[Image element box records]

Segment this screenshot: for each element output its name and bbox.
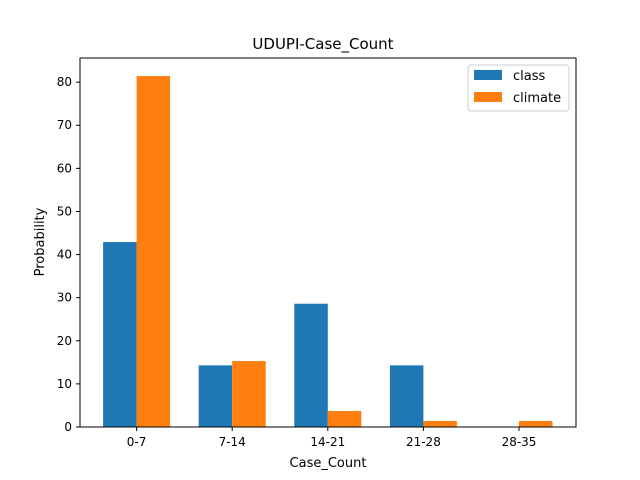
- legend-swatch-class: [474, 70, 502, 80]
- y-tick-label: 60: [57, 161, 72, 175]
- y-tick-label: 80: [57, 75, 72, 89]
- y-tick-label: 30: [57, 291, 72, 305]
- x-tick-label: 14-21: [310, 435, 345, 449]
- y-tick-label: 50: [57, 204, 72, 218]
- y-axis: 0 10 20 30 40 50 60 70 80: [57, 75, 80, 434]
- x-axis: 0-7 7-14 14-21 21-28 28-35: [127, 427, 537, 449]
- legend-swatch-climate: [474, 92, 502, 102]
- x-tick-label: 28-35: [502, 435, 537, 449]
- x-tick-label: 0-7: [127, 435, 147, 449]
- y-tick-label: 10: [57, 377, 72, 391]
- legend-label-class: class: [513, 69, 545, 84]
- x-tick-label: 7-14: [219, 435, 246, 449]
- y-tick-label: 0: [64, 420, 72, 434]
- bar-class-21-28: [389, 365, 424, 427]
- plot-frame: [79, 57, 577, 428]
- y-tick-label: 70: [57, 118, 72, 132]
- bars-group: [103, 76, 553, 428]
- bar-climate-21-28: [423, 420, 457, 427]
- y-axis-label: Probability: [33, 207, 48, 276]
- y-tick-label: 40: [57, 248, 72, 262]
- legend: class climate: [467, 64, 570, 112]
- bar-class-14-21: [294, 303, 328, 427]
- bar-climate-14-21: [327, 411, 362, 427]
- bar-climate-7-14: [232, 361, 266, 427]
- x-tick-label: 21-28: [406, 435, 441, 449]
- bar-climate-28-35: [519, 420, 553, 427]
- bar-class-7-14: [198, 365, 233, 427]
- y-tick-label: 20: [57, 334, 72, 348]
- bar-class-0-7: [103, 242, 137, 427]
- bar-climate-0-7: [136, 76, 171, 428]
- x-axis-label: Case_Count: [290, 456, 367, 471]
- chart-title: UDUPI-Case_Count: [252, 35, 393, 54]
- legend-label-climate: climate: [513, 91, 561, 106]
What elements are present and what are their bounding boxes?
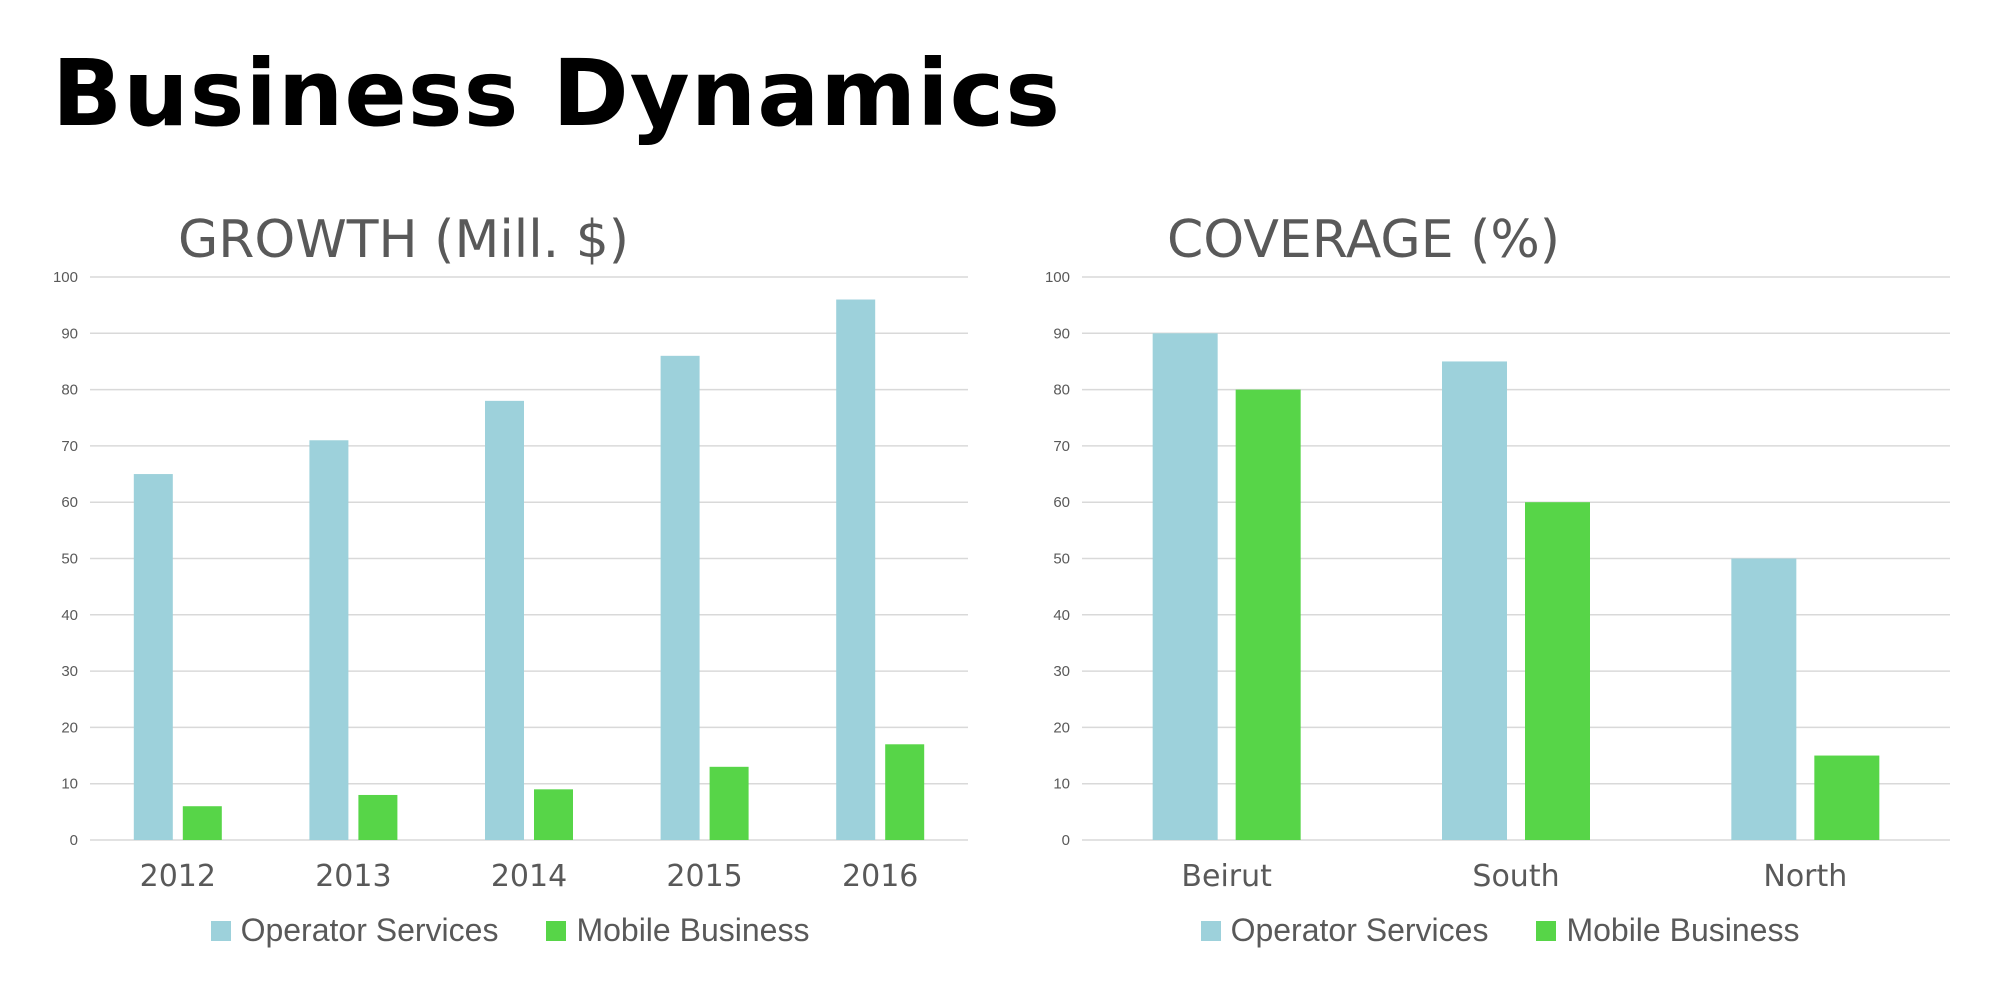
x-tick-label: North	[1763, 859, 1847, 894]
y-tick-label: 50	[61, 551, 78, 568]
y-tick-label: 20	[61, 719, 78, 736]
y-tick-label: 100	[53, 269, 78, 286]
legend-label-operator-services: Operator Services	[1230, 912, 1489, 948]
coverage-chart-legend: Operator Services Mobile Business	[1010, 912, 1990, 949]
legend-item-mobile-business: Mobile Business	[1536, 912, 1799, 949]
legend-item-operator-services: Operator Services	[210, 912, 499, 949]
x-tick-label: 2012	[140, 859, 216, 894]
bar-operator-services	[133, 474, 173, 840]
growth-chart-title: GROWTH (Mill. $)	[178, 210, 630, 270]
y-tick-label: 10	[61, 776, 78, 793]
y-tick-label: 80	[1053, 382, 1070, 399]
bar-mobile-business	[534, 789, 573, 840]
bar-mobile-business	[1235, 389, 1301, 840]
legend-swatch-mobile-business	[546, 920, 567, 941]
y-tick-label: 30	[61, 663, 78, 680]
x-tick-label: South	[1472, 859, 1559, 894]
x-tick-label: 2016	[842, 859, 918, 894]
y-tick-label: 0	[1062, 832, 1070, 849]
x-tick-label: 2013	[315, 859, 391, 894]
y-tick-label: 60	[61, 494, 78, 511]
page-title: Business Dynamics	[52, 40, 1061, 147]
y-tick-label: 60	[1053, 494, 1070, 511]
bar-mobile-business	[182, 806, 222, 840]
y-tick-label: 0	[70, 832, 78, 849]
legend-label-operator-services: Operator Services	[240, 912, 499, 948]
bar-mobile-business	[709, 766, 749, 840]
legend-swatch-operator-services	[1200, 920, 1221, 941]
y-tick-label: 80	[61, 382, 78, 399]
y-tick-label: 50	[1053, 551, 1070, 568]
legend-label-mobile-business: Mobile Business	[1566, 912, 1800, 948]
coverage-chart-title: COVERAGE (%)	[1167, 210, 1561, 270]
legend-item-mobile-business: Mobile Business	[546, 912, 809, 949]
coverage-chart: COVERAGE (%) 0 10 20 30 40 50 60 70 80 90 100 Beiru…	[1010, 190, 1990, 970]
y-tick-label: 40	[61, 607, 78, 624]
bar-mobile-business	[358, 794, 398, 840]
bar-operator-services	[309, 440, 349, 840]
y-tick-label: 10	[1053, 776, 1070, 793]
x-tick-label: 2014	[491, 859, 567, 894]
y-tick-label: 70	[61, 438, 78, 455]
bar-operator-services	[836, 299, 876, 840]
y-tick-label: 40	[1053, 607, 1070, 624]
bar-operator-services	[1152, 333, 1218, 840]
bar-mobile-business	[1525, 502, 1590, 840]
legend-item-operator-services: Operator Services	[1200, 912, 1489, 949]
y-tick-label: 90	[61, 325, 78, 342]
growth-chart: GROWTH (Mill. $) 0 10 20 30 40 50 60 70 80 90 100 2…	[20, 190, 1000, 970]
y-tick-label: 100	[1045, 269, 1070, 286]
y-tick-label: 70	[1053, 438, 1070, 455]
y-tick-label: 20	[1053, 719, 1070, 736]
bar-mobile-business	[1814, 755, 1880, 840]
y-tick-label: 90	[1053, 325, 1070, 342]
x-tick-label: 2015	[666, 859, 742, 894]
bar-operator-services	[1442, 361, 1507, 840]
bar-operator-services	[485, 400, 524, 840]
growth-chart-legend: Operator Services Mobile Business	[20, 912, 1000, 949]
bar-operator-services	[1731, 558, 1797, 840]
bar-mobile-business	[885, 744, 925, 840]
y-tick-label: 30	[1053, 663, 1070, 680]
x-tick-label: Beirut	[1181, 859, 1272, 894]
legend-swatch-mobile-business	[1536, 920, 1557, 941]
growth-chart-plot: 0 10 20 30 40 50 60 70 80 90 100 2012 2013 2014 2015 20…	[53, 269, 968, 894]
bar-operator-services	[660, 355, 700, 840]
legend-label-mobile-business: Mobile Business	[576, 912, 810, 948]
legend-swatch-operator-services	[210, 920, 231, 941]
coverage-chart-plot: 0 10 20 30 40 50 60 70 80 90 100 Beirut South North	[1045, 269, 1950, 894]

TASK OBJECTIVE: Reproduce the rows above, changing every occurrence of "climate" to "weather" and leaving everything else unchanged. Omit the pictures from your reproduction.

COMPLETE ANSWER:
Segment this screenshot: for each element output its name and bbox.
- legend-swatch-class: [474, 70, 502, 80]
- y-tick-label: 60: [57, 161, 72, 175]
- y-tick-label: 80: [57, 75, 72, 89]
- y-tick-label: 30: [57, 291, 72, 305]
- x-tick-label: 14-21: [310, 435, 345, 449]
- y-tick-label: 50: [57, 204, 72, 218]
- y-axis: 0 10 20 30 40 50 60 70 80: [57, 75, 80, 434]
- x-axis: 0-7 7-14 14-21 21-28 28-35: [127, 427, 537, 449]
- legend-swatch-weather: [474, 92, 502, 102]
- x-tick-label: 28-35: [502, 435, 537, 449]
- x-tick-label: 0-7: [127, 435, 147, 449]
- y-tick-label: 10: [57, 377, 72, 391]
- legend-label-class: class: [513, 69, 545, 84]
- x-tick-label: 7-14: [219, 435, 246, 449]
- y-tick-label: 0: [64, 420, 72, 434]
- bar-class-21-28: [389, 365, 424, 427]
- plot-frame: [79, 57, 577, 428]
- y-tick-label: 70: [57, 118, 72, 132]
- bars-group: [103, 76, 553, 428]
- bar-weather-21-28: [423, 420, 457, 427]
- y-axis-label: Probability: [33, 207, 48, 276]
- y-tick-label: 40: [57, 248, 72, 262]
- legend: class weather: [467, 64, 570, 112]
- bar-class-14-21: [294, 303, 328, 427]
- bar-weather-14-21: [327, 411, 362, 427]
- bar-weather-7-14: [232, 361, 266, 427]
- x-tick-label: 21-28: [406, 435, 441, 449]
- bar-weather-28-35: [519, 420, 553, 427]
- bar-class-7-14: [198, 365, 233, 427]
- y-tick-label: 20: [57, 334, 72, 348]
- bar-class-0-7: [103, 242, 137, 427]
- bar-weather-0-7: [136, 76, 171, 428]
- x-axis-label: Case_Count: [290, 456, 367, 471]
- chart-title: UDUPI-Case_Count: [252, 35, 393, 54]
- legend-label-weather: weather: [513, 91, 561, 106]
What elements are present and what are their bounding boxes?
x-tick-label: North	[1763, 859, 1847, 894]
y-tick-label: 50	[61, 551, 78, 568]
y-tick-label: 20	[61, 719, 78, 736]
y-tick-label: 100	[53, 269, 78, 286]
legend-label-operator-services: Operator Services	[1230, 912, 1489, 948]
coverage-chart-legend: Operator Services Mobile Business	[1010, 912, 1990, 949]
legend-item-mobile-business: Mobile Business	[1536, 912, 1799, 949]
legend-item-operator-services: Operator Services	[210, 912, 499, 949]
x-tick-label: 2012	[140, 859, 216, 894]
bar-operator-services	[133, 474, 173, 840]
growth-chart-title: GROWTH (Mill. $)	[178, 210, 630, 270]
y-tick-label: 10	[61, 776, 78, 793]
y-tick-label: 80	[1053, 382, 1070, 399]
bar-mobile-business	[534, 789, 573, 840]
bar-mobile-business	[1235, 389, 1301, 840]
legend-swatch-mobile-business	[546, 920, 567, 941]
y-tick-label: 30	[61, 663, 78, 680]
x-tick-label: South	[1472, 859, 1559, 894]
x-tick-label: 2016	[842, 859, 918, 894]
y-tick-label: 0	[1062, 832, 1070, 849]
x-tick-label: 2013	[315, 859, 391, 894]
y-tick-label: 60	[61, 494, 78, 511]
page-title: Business Dynamics	[52, 40, 1061, 147]
y-tick-label: 60	[1053, 494, 1070, 511]
bar-mobile-business	[182, 806, 222, 840]
y-tick-label: 0	[70, 832, 78, 849]
legend-label-operator-services: Operator Services	[240, 912, 499, 948]
bar-mobile-business	[709, 766, 749, 840]
legend-swatch-operator-services	[1200, 920, 1221, 941]
y-tick-label: 80	[61, 382, 78, 399]
y-tick-label: 50	[1053, 551, 1070, 568]
legend-label-mobile-business: Mobile Business	[1566, 912, 1800, 948]
coverage-chart-title: COVERAGE (%)	[1167, 210, 1561, 270]
legend-item-mobile-business: Mobile Business	[546, 912, 809, 949]
coverage-chart: COVERAGE (%) 0 10 20 30 40 50 60 70 80 90 100 Beiru…	[1010, 190, 1990, 970]
y-tick-label: 40	[61, 607, 78, 624]
bar-mobile-business	[358, 794, 398, 840]
bar-operator-services	[309, 440, 349, 840]
y-tick-label: 10	[1053, 776, 1070, 793]
x-tick-label: 2014	[491, 859, 567, 894]
y-tick-label: 70	[61, 438, 78, 455]
bar-operator-services	[836, 299, 876, 840]
y-tick-label: 40	[1053, 607, 1070, 624]
bar-operator-services	[1152, 333, 1218, 840]
bar-mobile-business	[1525, 502, 1590, 840]
legend-item-operator-services: Operator Services	[1200, 912, 1489, 949]
y-tick-label: 90	[61, 325, 78, 342]
growth-chart: GROWTH (Mill. $) 0 10 20 30 40 50 60 70 80 90 100 2…	[20, 190, 1000, 970]
y-tick-label: 100	[1045, 269, 1070, 286]
y-tick-label: 70	[1053, 438, 1070, 455]
y-tick-label: 20	[1053, 719, 1070, 736]
bar-mobile-business	[1814, 755, 1880, 840]
y-tick-label: 90	[1053, 325, 1070, 342]
x-tick-label: 2015	[666, 859, 742, 894]
bar-operator-services	[1442, 361, 1507, 840]
bar-operator-services	[485, 400, 524, 840]
growth-chart-legend: Operator Services Mobile Business	[20, 912, 1000, 949]
bar-operator-services	[1731, 558, 1797, 840]
bar-mobile-business	[885, 744, 925, 840]
y-tick-label: 30	[1053, 663, 1070, 680]
x-tick-label: Beirut	[1181, 859, 1272, 894]
legend-swatch-mobile-business	[1536, 920, 1557, 941]
growth-chart-plot: 0 10 20 30 40 50 60 70 80 90 100 2012 2013 2014 2015 20…	[53, 269, 968, 894]
bar-operator-services	[660, 355, 700, 840]
legend-label-mobile-business: Mobile Business	[576, 912, 810, 948]
legend-swatch-operator-services	[210, 920, 231, 941]
coverage-chart-plot: 0 10 20 30 40 50 60 70 80 90 100 Beirut South North	[1045, 269, 1950, 894]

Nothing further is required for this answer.